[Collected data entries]
——

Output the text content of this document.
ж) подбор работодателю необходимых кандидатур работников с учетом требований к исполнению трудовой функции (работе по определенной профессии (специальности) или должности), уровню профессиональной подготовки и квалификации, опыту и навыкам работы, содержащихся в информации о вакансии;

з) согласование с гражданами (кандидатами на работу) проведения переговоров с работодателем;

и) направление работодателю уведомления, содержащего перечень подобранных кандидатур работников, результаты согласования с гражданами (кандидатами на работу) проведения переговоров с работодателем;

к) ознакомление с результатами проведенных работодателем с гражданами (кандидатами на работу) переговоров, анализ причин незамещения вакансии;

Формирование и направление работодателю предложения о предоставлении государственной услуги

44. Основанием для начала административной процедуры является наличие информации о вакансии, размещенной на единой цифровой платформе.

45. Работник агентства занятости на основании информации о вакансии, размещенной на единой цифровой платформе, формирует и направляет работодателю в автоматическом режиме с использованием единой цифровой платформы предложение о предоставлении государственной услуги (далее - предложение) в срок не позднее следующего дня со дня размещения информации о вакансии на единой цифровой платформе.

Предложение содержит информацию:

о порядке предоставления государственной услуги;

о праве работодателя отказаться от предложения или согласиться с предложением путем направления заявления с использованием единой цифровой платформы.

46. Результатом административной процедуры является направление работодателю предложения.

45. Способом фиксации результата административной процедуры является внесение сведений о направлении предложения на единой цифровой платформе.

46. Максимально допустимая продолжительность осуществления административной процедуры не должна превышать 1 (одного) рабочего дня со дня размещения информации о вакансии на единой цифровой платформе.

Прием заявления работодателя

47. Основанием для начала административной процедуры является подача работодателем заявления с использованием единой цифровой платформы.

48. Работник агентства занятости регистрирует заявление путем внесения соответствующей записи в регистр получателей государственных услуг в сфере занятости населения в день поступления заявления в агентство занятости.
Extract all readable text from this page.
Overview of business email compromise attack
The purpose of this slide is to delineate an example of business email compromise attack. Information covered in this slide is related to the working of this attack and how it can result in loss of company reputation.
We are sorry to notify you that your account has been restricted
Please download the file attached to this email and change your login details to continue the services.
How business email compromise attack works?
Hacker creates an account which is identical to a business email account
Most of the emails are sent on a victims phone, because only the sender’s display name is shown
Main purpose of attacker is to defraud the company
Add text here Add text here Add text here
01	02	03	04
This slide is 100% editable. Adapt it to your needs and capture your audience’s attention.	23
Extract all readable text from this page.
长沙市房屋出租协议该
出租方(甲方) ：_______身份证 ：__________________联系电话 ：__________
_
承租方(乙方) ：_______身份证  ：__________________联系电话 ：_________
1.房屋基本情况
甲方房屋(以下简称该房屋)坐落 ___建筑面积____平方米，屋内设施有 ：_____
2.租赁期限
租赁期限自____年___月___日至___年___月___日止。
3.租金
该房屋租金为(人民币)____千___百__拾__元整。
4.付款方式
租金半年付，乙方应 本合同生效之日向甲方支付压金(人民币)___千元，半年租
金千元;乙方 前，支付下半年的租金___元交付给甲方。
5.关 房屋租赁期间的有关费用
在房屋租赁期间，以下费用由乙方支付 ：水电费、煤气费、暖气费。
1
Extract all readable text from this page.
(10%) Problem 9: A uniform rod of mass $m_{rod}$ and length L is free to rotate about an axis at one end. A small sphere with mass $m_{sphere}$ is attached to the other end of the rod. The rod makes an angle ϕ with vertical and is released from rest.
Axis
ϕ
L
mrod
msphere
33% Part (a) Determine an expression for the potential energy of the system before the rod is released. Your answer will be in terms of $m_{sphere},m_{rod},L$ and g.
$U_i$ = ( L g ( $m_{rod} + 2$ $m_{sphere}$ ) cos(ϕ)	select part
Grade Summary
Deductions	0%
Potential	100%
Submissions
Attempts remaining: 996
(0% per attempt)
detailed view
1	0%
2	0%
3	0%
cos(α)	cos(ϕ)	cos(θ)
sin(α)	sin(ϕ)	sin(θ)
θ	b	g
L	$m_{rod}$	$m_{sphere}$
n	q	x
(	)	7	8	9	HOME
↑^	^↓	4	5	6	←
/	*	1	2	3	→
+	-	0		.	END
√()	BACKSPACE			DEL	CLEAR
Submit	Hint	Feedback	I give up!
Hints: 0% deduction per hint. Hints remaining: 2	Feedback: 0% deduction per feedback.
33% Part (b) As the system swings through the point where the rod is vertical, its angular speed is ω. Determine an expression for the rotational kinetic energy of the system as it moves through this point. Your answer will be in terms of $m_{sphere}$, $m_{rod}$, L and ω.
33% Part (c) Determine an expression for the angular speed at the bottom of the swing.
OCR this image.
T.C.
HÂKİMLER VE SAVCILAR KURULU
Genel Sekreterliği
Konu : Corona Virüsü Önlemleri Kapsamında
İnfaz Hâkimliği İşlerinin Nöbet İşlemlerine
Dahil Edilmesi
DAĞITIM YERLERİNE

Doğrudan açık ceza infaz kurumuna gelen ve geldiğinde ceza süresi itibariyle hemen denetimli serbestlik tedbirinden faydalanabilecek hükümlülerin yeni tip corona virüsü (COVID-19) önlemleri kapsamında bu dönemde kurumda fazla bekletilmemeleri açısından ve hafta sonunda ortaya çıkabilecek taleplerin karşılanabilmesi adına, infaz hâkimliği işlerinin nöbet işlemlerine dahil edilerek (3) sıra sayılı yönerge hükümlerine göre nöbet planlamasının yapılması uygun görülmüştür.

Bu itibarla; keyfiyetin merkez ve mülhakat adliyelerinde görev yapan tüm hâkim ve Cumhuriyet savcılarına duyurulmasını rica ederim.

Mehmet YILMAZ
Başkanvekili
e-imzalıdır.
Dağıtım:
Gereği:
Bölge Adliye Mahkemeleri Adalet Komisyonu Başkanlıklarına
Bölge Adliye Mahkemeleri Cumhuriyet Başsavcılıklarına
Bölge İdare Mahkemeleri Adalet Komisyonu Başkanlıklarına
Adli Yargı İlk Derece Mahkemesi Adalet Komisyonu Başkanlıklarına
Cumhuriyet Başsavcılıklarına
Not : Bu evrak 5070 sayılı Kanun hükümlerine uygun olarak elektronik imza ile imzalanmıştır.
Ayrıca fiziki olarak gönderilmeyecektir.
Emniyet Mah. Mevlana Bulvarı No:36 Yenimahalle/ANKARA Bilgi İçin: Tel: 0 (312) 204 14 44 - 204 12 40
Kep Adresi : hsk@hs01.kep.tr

——

§ TASK GOAL: Where a line of the data holds "olarak", show that line.

§ EXERCISE RESULT:
Not : Bu evrak 5070 sayılı Kanun hükümlerine uygun olarak elektronik imza ile imzalanmıştır.
Ayrıca fiziki olarak gönderilmeyecektir.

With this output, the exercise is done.